> [TASK DIRECTIONS] Copy out the entries word for word, from the line containing "y-tick-label: 20: [60, 199, 73, 210]" through the line containing "ticks-layer: 0.0 2.5", including both of those lines.

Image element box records
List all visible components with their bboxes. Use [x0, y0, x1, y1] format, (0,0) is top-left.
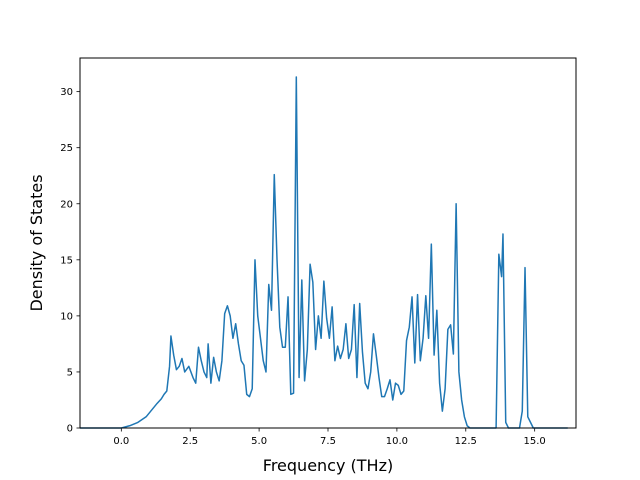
y-tick-label: 20: [60, 199, 73, 210]
y-tick-label: 25: [60, 143, 73, 154]
x-tick-label: 10.0: [386, 436, 408, 447]
y-tick-label: 15: [60, 255, 73, 266]
x-tick-label: 7.5: [320, 436, 336, 447]
plot-area: [80, 58, 576, 428]
x-tick-label: 5.0: [251, 436, 267, 447]
y-tick-label: 10: [60, 311, 73, 322]
x-tick-label: 2.5: [182, 436, 198, 447]
y-tick-label: 5: [67, 367, 73, 378]
x-tick-label: 0.0: [113, 436, 129, 447]
x-axis-label: Frequency (THz): [263, 456, 393, 475]
dos-series-line: [80, 76, 568, 429]
series-layer: [80, 76, 568, 429]
x-tick-label: 12.5: [455, 436, 477, 447]
plot-frame: [79, 57, 577, 429]
y-tick-label: 0: [67, 424, 73, 435]
y-tick-label: 30: [60, 87, 73, 98]
x-tick-label: 15.0: [524, 436, 546, 447]
ticks-layer: 0.0 2.5 5.0 7.5 10.0 12.5 15.0 0 5 10 15 20 25 30: [60, 87, 546, 447]
y-axis-label: Density of States: [27, 174, 46, 311]
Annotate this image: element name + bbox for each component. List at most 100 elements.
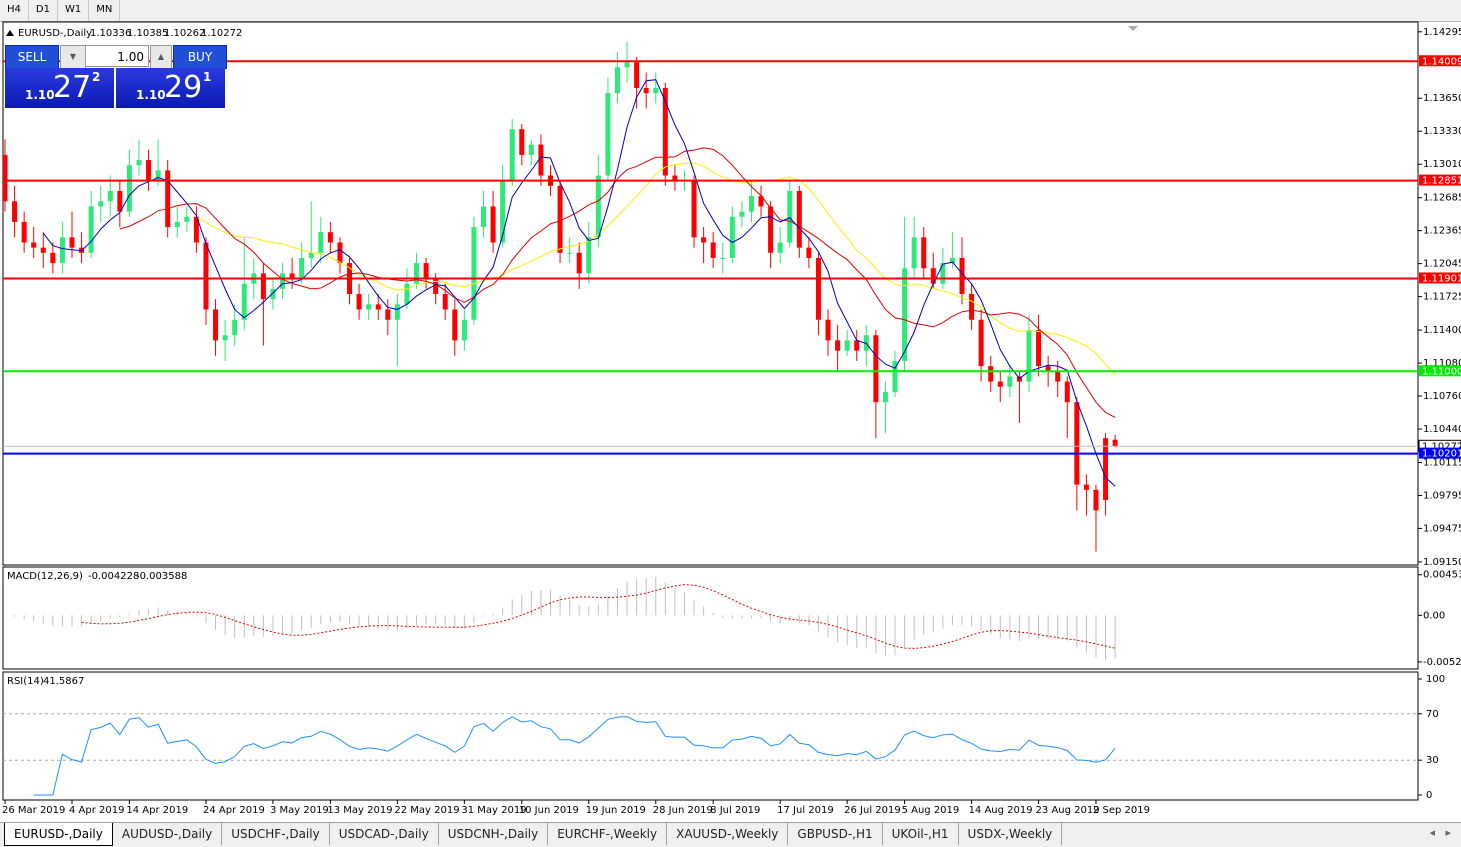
y-tick-label: 1.11725 [1423, 292, 1461, 303]
candle-body [385, 309, 391, 320]
candle-body [433, 278, 439, 295]
lot-input[interactable]: 1.00 [85, 45, 149, 67]
level-label-box [1419, 55, 1461, 67]
level-label: 1.11901 [1422, 273, 1461, 284]
candle-body [902, 268, 908, 361]
ma-medium [119, 147, 1116, 418]
candle-body [222, 335, 228, 341]
buy-button[interactable]: BUY [173, 45, 227, 69]
x-tick-label: 26 Jul 2019 [844, 805, 901, 816]
candle-body [98, 201, 104, 207]
candle-body [126, 165, 132, 212]
candle-body [614, 67, 620, 94]
chart-tab[interactable]: GBPUSD-,H1 [788, 823, 883, 845]
candle-body [490, 206, 496, 243]
timeframe-button[interactable]: MN [89, 0, 121, 21]
lot-down[interactable]: ▼ [60, 45, 86, 69]
candle-body [174, 221, 180, 228]
candle-body [672, 175, 678, 181]
candle-body [739, 211, 745, 217]
chart-tab[interactable]: EURCHF-,Weekly [548, 823, 668, 845]
candle-body [643, 87, 649, 94]
sell-quote[interactable]: 1.10 27 2 [5, 68, 114, 108]
candle-body [136, 160, 142, 166]
candle-body [969, 294, 975, 320]
candle-body [1026, 330, 1032, 382]
candle-body [1093, 489, 1099, 511]
buy-prefix: 1.10 [136, 88, 166, 102]
y-tick-label: 1.14295 [1423, 27, 1461, 38]
candle-body [1007, 376, 1013, 387]
candle-body [59, 237, 65, 264]
candle-body [366, 304, 372, 310]
x-tick-label: 23 Aug 2019 [1036, 805, 1100, 816]
y-tick-label: 1.09795 [1423, 490, 1461, 501]
candle-body [701, 237, 707, 243]
level-label-box [1419, 447, 1461, 459]
x-tick-label: 14 Apr 2019 [126, 805, 188, 816]
candle-body [748, 196, 754, 212]
candle-body [729, 216, 735, 258]
x-tick-label: 4 Apr 2019 [69, 805, 124, 816]
candle-body [710, 242, 716, 258]
timeframe-button[interactable]: D1 [29, 0, 58, 21]
candle-body [31, 242, 37, 248]
tab-scroll[interactable]: ◂ ▸ [1429, 826, 1451, 839]
candle-body [528, 144, 534, 155]
y-tick-label: 1.13010 [1423, 159, 1461, 170]
y-tick-label: 1.11080 [1423, 358, 1461, 369]
chart-tab[interactable]: USDCHF-,Daily [222, 823, 330, 845]
main-frame [2, 21, 1419, 566]
x-tick-label: 8 Jul 2019 [710, 805, 760, 816]
rsi-line [33, 716, 1116, 796]
chart-tab[interactable]: USDCNH-,Daily [439, 823, 549, 845]
rsi-value: 41.5867 [43, 676, 84, 687]
x-tick-label: 24 Apr 2019 [203, 805, 265, 816]
chart-tab[interactable]: USDCAD-,Daily [330, 823, 439, 845]
sell-button[interactable]: SELL [5, 45, 59, 69]
macd-main: -0.004228 [88, 571, 139, 582]
candle-body [50, 252, 56, 264]
candle-body [12, 201, 18, 222]
chart-tab[interactable]: AUDUSD-,Daily [113, 823, 223, 845]
candle-body [892, 360, 898, 392]
candle-body [193, 216, 199, 243]
candle-body [796, 190, 802, 248]
rsi-plot [3, 713, 1418, 796]
chart-tab[interactable]: EURUSD-,Daily [4, 823, 113, 846]
candle-body [280, 273, 286, 289]
chart-tab[interactable]: UKOil-,H1 [883, 823, 959, 845]
timeframe-button[interactable]: W1 [58, 0, 90, 21]
lot-up[interactable]: ▲ [150, 45, 172, 69]
chart-tab[interactable]: XAUUSD-,Weekly [667, 823, 789, 845]
buy-quote[interactable]: 1.10 29 1 [116, 68, 225, 108]
candle-body [213, 309, 219, 341]
candle-body [414, 263, 420, 284]
x-tick-label: 10 Jun 2019 [519, 805, 579, 816]
candle-body [241, 283, 247, 320]
candle-body [1112, 439, 1118, 447]
y-tick-label: 1.11400 [1423, 325, 1461, 336]
chart-tab[interactable]: USDX-,Weekly [959, 823, 1063, 845]
candle-body [576, 252, 582, 274]
candle-body [1074, 402, 1080, 485]
rsi-frame [2, 671, 1419, 801]
chart-tabs: EURUSD-,Daily AUDUSD-,Daily USDCHF-,Daily U… [0, 822, 1461, 847]
y-tick-label: 1.12365 [1423, 226, 1461, 237]
buy-fraction: 1 [203, 70, 212, 84]
y-tick-label: 1.12045 [1423, 259, 1461, 270]
ohlc-close: 1.10272 [201, 28, 242, 39]
candle-body [21, 221, 27, 243]
timeframe-button[interactable]: H4 [0, 0, 29, 21]
ohlc-high: 1.10385 [127, 28, 168, 39]
candle-body [873, 335, 879, 403]
x-tick-label: 2 Sep 2019 [1093, 805, 1150, 816]
rsi-title: RSI(14) [7, 676, 44, 687]
candle-body [375, 304, 381, 310]
candle-body [835, 340, 841, 351]
macd-tick-label: -0.005205 [1423, 657, 1461, 668]
candle-body [423, 263, 429, 279]
candle-body [318, 232, 324, 253]
candle-body [1055, 371, 1061, 382]
candle-body [911, 237, 917, 269]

> [OUTPUT BELOW]
y-tick-label: 20: [60, 199, 73, 210]
y-tick-label: 25: [60, 143, 73, 154]
x-tick-label: 10.0: [386, 436, 408, 447]
y-tick-label: 15: [60, 255, 73, 266]
x-tick-label: 7.5: [320, 436, 336, 447]
plot-area: [80, 58, 576, 428]
x-tick-label: 5.0: [251, 436, 267, 447]
y-tick-label: 10: [60, 311, 73, 322]
x-tick-label: 2.5: [182, 436, 198, 447]
y-tick-label: 5: [67, 367, 73, 378]
x-tick-label: 0.0: [113, 436, 129, 447]
x-axis-label: Frequency (THz): [263, 456, 393, 475]
dos-series-line: [80, 76, 568, 429]
series-layer: [80, 76, 568, 429]
x-tick-label: 12.5: [455, 436, 477, 447]
plot-frame: [79, 57, 577, 429]
y-tick-label: 0: [67, 424, 73, 435]
y-tick-label: 30: [60, 87, 73, 98]
x-tick-label: 15.0: [524, 436, 546, 447]
ticks-layer: 0.0 2.5 5.0 7.5 10.0 12.5 15.0 0 5 10 15 20 25 30: [60, 87, 546, 447]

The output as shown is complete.